** Exercise description **
Reproduce the rows verbatim, from the line containing "List every element" through the line containing "y-tick-label: € 0 xyxy=(84,434,104,450)", including both of those lines.

start Material supplied

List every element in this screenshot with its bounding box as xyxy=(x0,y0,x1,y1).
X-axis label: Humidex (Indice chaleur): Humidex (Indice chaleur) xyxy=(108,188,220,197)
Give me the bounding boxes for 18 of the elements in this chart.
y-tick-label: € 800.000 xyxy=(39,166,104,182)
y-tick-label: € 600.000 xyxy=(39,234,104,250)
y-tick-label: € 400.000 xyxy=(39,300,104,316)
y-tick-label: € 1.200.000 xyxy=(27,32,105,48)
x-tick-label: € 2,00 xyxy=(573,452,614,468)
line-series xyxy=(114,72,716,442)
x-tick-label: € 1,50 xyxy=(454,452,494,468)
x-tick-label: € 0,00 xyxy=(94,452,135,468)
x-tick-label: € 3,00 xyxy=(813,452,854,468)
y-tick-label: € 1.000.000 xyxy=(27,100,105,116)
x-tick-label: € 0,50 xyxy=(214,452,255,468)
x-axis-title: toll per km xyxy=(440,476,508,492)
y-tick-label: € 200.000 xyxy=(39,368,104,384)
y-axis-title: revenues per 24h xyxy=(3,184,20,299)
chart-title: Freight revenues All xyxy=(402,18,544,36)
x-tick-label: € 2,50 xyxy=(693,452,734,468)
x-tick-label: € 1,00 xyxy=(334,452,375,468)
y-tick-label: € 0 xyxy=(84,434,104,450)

end Material supplied
start Material supplied

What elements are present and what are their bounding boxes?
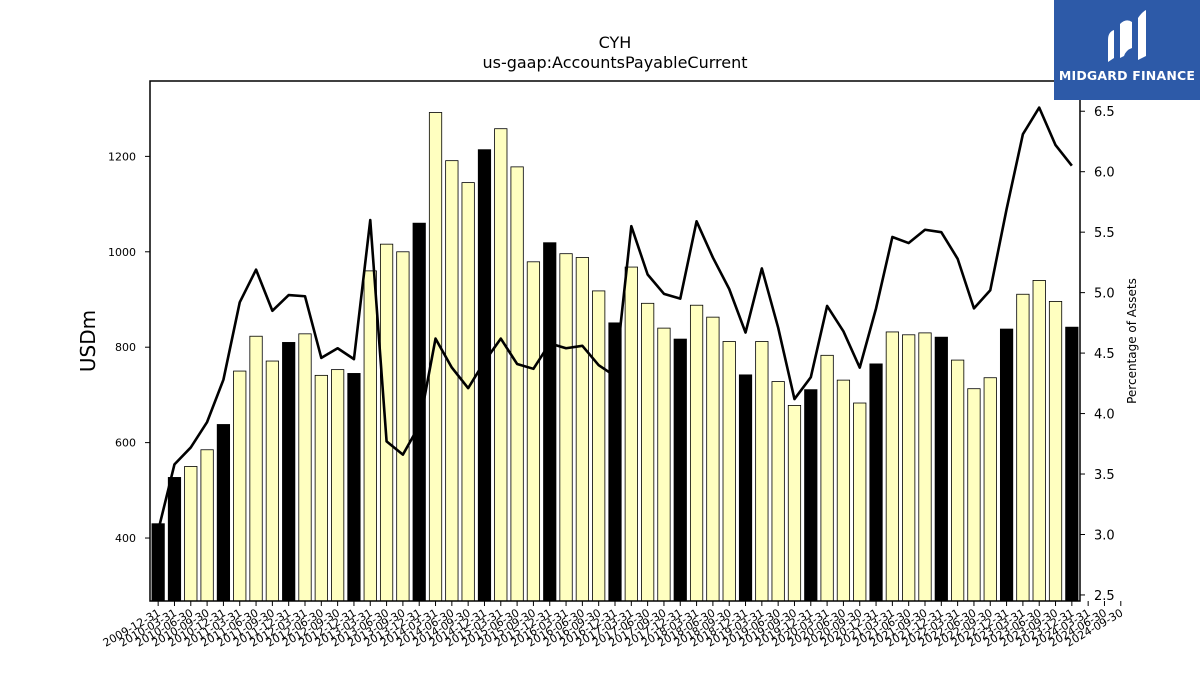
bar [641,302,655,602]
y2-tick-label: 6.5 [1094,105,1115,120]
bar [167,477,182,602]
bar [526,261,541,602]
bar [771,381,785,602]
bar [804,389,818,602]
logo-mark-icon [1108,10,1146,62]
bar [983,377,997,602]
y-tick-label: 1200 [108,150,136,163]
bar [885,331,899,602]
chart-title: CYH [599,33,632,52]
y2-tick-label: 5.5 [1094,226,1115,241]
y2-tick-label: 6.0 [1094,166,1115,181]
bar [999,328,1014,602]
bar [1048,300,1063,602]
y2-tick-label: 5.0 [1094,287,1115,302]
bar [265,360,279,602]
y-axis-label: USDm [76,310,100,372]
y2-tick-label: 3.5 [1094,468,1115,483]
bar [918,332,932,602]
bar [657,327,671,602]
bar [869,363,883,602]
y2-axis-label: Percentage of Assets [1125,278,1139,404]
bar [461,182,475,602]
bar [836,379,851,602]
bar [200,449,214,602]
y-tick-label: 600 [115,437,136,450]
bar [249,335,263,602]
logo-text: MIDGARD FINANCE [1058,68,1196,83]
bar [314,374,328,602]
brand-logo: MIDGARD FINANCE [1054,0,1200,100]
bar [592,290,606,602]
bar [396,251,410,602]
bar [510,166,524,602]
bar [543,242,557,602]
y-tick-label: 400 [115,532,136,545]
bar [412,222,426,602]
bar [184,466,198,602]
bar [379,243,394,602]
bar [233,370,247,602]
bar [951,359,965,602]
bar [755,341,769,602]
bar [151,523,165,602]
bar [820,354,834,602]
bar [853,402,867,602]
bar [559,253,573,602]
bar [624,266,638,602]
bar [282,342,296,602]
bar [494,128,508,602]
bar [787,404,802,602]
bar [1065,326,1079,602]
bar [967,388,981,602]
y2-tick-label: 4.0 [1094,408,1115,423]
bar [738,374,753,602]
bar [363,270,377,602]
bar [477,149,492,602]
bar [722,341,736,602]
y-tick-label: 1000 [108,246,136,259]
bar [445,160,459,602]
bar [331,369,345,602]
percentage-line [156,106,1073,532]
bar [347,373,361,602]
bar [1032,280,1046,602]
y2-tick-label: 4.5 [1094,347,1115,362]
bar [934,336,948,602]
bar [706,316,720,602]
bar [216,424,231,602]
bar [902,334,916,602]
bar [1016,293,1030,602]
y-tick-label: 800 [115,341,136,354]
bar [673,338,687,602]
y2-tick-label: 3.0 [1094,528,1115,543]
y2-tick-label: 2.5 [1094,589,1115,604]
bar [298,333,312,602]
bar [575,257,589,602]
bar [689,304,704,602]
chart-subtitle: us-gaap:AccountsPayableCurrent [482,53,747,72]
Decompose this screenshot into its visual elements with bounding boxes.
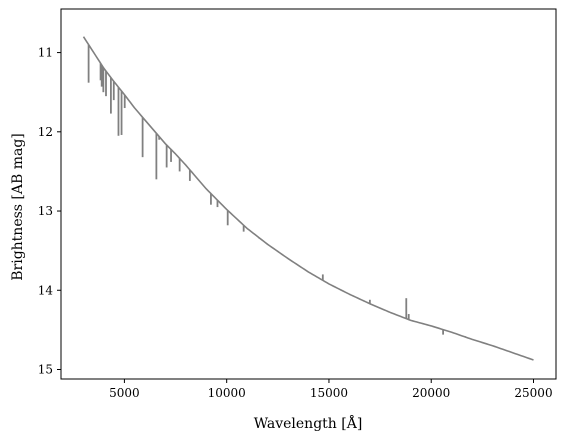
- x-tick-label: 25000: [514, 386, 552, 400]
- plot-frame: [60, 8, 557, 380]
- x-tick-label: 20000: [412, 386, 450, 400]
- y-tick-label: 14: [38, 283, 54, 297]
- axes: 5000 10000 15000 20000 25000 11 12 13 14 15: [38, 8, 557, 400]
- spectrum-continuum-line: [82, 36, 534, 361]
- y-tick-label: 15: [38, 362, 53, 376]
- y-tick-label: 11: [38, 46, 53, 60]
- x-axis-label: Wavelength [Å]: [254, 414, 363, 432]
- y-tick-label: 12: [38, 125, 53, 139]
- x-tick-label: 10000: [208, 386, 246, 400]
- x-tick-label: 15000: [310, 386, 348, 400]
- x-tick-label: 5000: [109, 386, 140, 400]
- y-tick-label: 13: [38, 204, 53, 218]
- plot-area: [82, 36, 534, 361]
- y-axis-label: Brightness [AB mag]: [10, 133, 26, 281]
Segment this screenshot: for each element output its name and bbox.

end Material supplied

** Task response **
List every element in this screenshot with its bounding box as xyxy=(x0,y0,x1,y1).
X-axis label: Humidex (Indice chaleur): Humidex (Indice chaleur) xyxy=(108,188,220,197)
Give me the bounding boxes for 18 of the elements in this chart.
y-tick-label: € 800.000 xyxy=(39,166,104,182)
y-tick-label: € 600.000 xyxy=(39,234,104,250)
y-tick-label: € 400.000 xyxy=(39,300,104,316)
y-tick-label: € 1.200.000 xyxy=(27,32,105,48)
x-tick-label: € 2,00 xyxy=(573,452,614,468)
line-series xyxy=(114,72,716,442)
x-tick-label: € 1,50 xyxy=(454,452,494,468)
x-tick-label: € 0,00 xyxy=(94,452,135,468)
x-tick-label: € 3,00 xyxy=(813,452,854,468)
y-tick-label: € 1.000.000 xyxy=(27,100,105,116)
x-tick-label: € 0,50 xyxy=(214,452,255,468)
x-axis-title: toll per km xyxy=(440,476,508,492)
y-tick-label: € 200.000 xyxy=(39,368,104,384)
y-axis-title: revenues per 24h xyxy=(3,184,20,299)
chart-title: Freight revenues All xyxy=(402,18,544,36)
x-tick-label: € 2,50 xyxy=(693,452,734,468)
x-tick-label: € 1,00 xyxy=(334,452,375,468)
y-tick-label: € 0 xyxy=(84,434,104,450)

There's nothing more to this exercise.